§ WHAT IS ASKED
Would you pull out every line of the material that contains the string "text"?

§ RECORDS PROVIDED
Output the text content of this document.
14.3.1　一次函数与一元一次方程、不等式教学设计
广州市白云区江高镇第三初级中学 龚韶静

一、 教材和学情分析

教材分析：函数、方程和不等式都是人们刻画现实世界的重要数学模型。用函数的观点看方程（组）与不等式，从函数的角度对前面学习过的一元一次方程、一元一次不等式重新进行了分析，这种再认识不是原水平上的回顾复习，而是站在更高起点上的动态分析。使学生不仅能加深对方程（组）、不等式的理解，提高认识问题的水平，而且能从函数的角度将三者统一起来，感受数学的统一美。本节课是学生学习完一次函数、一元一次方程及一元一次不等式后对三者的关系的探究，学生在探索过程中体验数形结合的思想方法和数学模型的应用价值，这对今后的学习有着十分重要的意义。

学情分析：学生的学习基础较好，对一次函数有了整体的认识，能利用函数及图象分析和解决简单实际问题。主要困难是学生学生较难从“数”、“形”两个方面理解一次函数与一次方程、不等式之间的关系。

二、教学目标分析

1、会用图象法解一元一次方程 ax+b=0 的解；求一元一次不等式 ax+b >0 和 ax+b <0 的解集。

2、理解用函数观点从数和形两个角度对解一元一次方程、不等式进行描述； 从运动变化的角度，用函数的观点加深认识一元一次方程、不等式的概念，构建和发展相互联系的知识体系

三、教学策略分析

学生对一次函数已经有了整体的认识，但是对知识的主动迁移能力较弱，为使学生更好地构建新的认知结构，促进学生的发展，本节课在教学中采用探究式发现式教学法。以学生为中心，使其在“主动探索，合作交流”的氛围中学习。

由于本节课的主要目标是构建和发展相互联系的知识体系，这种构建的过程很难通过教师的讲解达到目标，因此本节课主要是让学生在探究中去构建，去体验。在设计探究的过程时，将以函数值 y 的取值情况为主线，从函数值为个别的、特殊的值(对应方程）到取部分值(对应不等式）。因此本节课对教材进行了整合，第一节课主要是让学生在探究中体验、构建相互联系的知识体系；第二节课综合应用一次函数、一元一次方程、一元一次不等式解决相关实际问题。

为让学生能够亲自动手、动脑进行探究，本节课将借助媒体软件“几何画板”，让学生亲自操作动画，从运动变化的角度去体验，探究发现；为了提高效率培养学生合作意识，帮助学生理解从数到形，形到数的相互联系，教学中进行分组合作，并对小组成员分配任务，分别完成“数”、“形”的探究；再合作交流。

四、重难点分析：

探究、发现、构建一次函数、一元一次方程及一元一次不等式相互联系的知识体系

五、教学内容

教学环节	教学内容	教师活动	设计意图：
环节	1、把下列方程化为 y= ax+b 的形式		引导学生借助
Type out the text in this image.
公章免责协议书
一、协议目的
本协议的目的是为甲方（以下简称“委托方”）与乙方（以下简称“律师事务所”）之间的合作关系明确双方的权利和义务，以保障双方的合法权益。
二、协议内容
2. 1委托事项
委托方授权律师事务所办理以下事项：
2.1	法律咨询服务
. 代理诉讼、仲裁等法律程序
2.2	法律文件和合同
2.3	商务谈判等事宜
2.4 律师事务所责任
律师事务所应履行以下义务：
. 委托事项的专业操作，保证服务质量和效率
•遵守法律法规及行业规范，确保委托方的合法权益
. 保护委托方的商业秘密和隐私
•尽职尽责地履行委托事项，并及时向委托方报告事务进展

§ SOLUTION FOR THIS EXERCISE
Output the text content of this document.
Type out the text in this image.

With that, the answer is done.